▶ _TASK PROMPT_
Rewrite the data from its first line through the line containing "node-menu-icon[interactable]: ●●● xyxy=(2293,450,2326,465)", swapping "tree-item" for "tree-node" and changing nothing else.

[A run of records]
**********

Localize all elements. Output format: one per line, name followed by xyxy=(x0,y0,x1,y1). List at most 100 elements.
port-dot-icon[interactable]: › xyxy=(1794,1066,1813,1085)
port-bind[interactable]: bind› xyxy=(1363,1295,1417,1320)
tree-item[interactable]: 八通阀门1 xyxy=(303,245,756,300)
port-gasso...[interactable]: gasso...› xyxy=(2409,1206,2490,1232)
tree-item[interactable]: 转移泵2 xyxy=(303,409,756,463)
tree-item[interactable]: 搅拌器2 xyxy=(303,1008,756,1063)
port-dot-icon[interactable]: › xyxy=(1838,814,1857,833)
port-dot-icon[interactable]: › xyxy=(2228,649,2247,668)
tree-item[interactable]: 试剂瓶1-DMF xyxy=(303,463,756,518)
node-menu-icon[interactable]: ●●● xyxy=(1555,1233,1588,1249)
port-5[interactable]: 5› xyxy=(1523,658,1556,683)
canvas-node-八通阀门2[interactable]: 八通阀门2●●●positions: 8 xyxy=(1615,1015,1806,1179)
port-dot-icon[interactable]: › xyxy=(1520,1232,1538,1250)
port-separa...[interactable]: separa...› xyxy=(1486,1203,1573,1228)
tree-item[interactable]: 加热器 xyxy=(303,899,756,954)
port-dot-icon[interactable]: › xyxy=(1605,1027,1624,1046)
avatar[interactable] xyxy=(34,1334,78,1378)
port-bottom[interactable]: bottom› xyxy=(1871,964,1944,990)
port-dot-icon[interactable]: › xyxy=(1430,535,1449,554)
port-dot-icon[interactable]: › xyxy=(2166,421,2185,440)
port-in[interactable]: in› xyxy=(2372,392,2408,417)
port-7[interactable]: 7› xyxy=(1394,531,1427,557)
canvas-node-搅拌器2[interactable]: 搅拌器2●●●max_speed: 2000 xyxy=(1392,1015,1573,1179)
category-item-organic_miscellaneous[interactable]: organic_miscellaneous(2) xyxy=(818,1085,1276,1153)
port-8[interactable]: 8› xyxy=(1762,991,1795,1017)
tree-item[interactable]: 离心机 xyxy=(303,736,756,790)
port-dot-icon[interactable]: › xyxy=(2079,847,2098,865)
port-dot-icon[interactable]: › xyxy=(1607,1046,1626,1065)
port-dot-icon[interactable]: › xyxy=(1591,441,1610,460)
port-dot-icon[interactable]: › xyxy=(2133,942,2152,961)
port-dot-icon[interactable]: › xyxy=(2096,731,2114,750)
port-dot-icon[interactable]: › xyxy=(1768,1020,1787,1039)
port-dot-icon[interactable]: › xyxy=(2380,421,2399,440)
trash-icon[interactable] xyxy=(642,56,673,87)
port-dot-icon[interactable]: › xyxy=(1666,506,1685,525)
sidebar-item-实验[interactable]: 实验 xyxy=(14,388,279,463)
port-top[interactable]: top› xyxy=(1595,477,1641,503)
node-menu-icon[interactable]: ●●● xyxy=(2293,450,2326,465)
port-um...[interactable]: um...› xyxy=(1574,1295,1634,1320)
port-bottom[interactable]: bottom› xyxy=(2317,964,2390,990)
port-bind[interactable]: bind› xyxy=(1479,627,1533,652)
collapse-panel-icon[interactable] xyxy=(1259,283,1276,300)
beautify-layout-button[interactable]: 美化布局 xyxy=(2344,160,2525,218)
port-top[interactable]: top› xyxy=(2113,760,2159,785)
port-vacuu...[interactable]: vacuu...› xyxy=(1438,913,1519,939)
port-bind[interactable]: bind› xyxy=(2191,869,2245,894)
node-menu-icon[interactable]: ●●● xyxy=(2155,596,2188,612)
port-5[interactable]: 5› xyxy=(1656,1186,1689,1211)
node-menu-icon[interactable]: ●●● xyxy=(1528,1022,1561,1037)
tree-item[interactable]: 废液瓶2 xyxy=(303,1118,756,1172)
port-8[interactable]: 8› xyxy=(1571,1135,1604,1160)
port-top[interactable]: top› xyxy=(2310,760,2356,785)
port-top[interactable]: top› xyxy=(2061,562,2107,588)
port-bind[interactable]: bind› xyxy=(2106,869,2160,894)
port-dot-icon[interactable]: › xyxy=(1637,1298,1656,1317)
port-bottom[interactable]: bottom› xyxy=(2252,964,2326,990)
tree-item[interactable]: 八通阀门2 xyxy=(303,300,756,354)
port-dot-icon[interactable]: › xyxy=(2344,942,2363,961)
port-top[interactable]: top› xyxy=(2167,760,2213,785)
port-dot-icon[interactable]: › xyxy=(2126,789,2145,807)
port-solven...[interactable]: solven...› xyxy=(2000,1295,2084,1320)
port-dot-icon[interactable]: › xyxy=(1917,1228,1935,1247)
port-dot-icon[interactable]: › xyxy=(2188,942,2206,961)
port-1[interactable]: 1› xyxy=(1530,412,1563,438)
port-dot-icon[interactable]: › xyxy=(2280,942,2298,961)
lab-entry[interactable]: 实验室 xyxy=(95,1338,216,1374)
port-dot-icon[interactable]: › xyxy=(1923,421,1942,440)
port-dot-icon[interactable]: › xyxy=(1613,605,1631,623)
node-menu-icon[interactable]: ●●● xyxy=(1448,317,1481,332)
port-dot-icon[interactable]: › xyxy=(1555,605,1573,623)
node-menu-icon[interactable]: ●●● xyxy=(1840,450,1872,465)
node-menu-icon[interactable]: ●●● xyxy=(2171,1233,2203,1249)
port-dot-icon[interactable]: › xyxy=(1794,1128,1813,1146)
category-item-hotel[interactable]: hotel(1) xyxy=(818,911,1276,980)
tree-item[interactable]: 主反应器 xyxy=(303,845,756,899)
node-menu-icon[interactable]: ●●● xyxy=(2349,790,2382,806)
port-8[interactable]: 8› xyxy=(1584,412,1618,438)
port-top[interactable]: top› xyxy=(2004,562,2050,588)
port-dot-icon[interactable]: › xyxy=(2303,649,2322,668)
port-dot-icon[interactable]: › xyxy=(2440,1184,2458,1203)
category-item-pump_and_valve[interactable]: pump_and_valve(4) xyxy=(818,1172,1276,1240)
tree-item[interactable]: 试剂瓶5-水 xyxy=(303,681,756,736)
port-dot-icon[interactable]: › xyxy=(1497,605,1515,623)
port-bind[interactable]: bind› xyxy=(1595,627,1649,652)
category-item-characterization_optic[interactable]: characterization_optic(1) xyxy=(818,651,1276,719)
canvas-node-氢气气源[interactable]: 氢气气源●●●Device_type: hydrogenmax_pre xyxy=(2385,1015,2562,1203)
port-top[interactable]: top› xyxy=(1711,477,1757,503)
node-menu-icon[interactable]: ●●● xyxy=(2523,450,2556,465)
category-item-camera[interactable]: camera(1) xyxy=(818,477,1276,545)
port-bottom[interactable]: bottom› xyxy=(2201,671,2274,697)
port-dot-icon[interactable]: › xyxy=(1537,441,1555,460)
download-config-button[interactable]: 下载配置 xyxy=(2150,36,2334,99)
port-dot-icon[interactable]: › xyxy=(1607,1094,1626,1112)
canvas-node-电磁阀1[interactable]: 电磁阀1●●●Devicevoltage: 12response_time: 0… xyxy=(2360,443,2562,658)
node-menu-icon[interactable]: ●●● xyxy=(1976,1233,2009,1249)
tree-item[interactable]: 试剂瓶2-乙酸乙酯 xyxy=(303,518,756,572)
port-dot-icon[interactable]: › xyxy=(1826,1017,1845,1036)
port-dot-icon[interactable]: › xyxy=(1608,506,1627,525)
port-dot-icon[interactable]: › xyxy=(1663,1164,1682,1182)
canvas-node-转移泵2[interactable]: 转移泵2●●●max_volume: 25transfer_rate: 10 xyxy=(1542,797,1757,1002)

**********

▶ _FULL RESPONSE_
Localize all elements. Output format: one per line, name followed by xyxy=(x0,y0,x1,y1). List at most 100 elements.
port-dot-icon[interactable]: › xyxy=(1794,1066,1813,1085)
port-bind[interactable]: bind› xyxy=(1363,1295,1417,1320)
tree-node[interactable]: 八通阀门1 xyxy=(303,245,756,300)
port-gasso...[interactable]: gasso...› xyxy=(2409,1206,2490,1232)
tree-node[interactable]: 转移泵2 xyxy=(303,409,756,463)
tree-node[interactable]: 搅拌器2 xyxy=(303,1008,756,1063)
port-dot-icon[interactable]: › xyxy=(1838,814,1857,833)
port-dot-icon[interactable]: › xyxy=(2228,649,2247,668)
tree-node[interactable]: 试剂瓶1-DMF xyxy=(303,463,756,518)
node-menu-icon[interactable]: ●●● xyxy=(1555,1233,1588,1249)
port-5[interactable]: 5› xyxy=(1523,658,1556,683)
canvas-node-八通阀门2[interactable]: 八通阀门2●●●positions: 8 xyxy=(1615,1015,1806,1179)
port-dot-icon[interactable]: › xyxy=(1520,1232,1538,1250)
port-separa...[interactable]: separa...› xyxy=(1486,1203,1573,1228)
tree-node[interactable]: 加热器 xyxy=(303,899,756,954)
port-dot-icon[interactable]: › xyxy=(1605,1027,1624,1046)
avatar[interactable] xyxy=(34,1334,78,1378)
port-bottom[interactable]: bottom› xyxy=(1871,964,1944,990)
port-dot-icon[interactable]: › xyxy=(1430,535,1449,554)
port-dot-icon[interactable]: › xyxy=(2166,421,2185,440)
port-in[interactable]: in› xyxy=(2372,392,2408,417)
port-7[interactable]: 7› xyxy=(1394,531,1427,557)
canvas-node-搅拌器2[interactable]: 搅拌器2●●●max_speed: 2000 xyxy=(1392,1015,1573,1179)
category-item-organic_miscellaneous[interactable]: organic_miscellaneous(2) xyxy=(818,1085,1276,1153)
port-8[interactable]: 8› xyxy=(1762,991,1795,1017)
tree-node[interactable]: 离心机 xyxy=(303,736,756,790)
port-dot-icon[interactable]: › xyxy=(2079,847,2098,865)
port-dot-icon[interactable]: › xyxy=(1607,1046,1626,1065)
port-dot-icon[interactable]: › xyxy=(1591,441,1610,460)
port-dot-icon[interactable]: › xyxy=(2133,942,2152,961)
port-dot-icon[interactable]: › xyxy=(2096,731,2114,750)
port-dot-icon[interactable]: › xyxy=(1768,1020,1787,1039)
port-dot-icon[interactable]: › xyxy=(2380,421,2399,440)
trash-icon[interactable] xyxy=(642,56,673,87)
port-dot-icon[interactable]: › xyxy=(1666,506,1685,525)
sidebar-item-实验[interactable]: 实验 xyxy=(14,388,279,463)
port-top[interactable]: top› xyxy=(1595,477,1641,503)
node-menu-icon[interactable]: ●●● xyxy=(2293,450,2326,465)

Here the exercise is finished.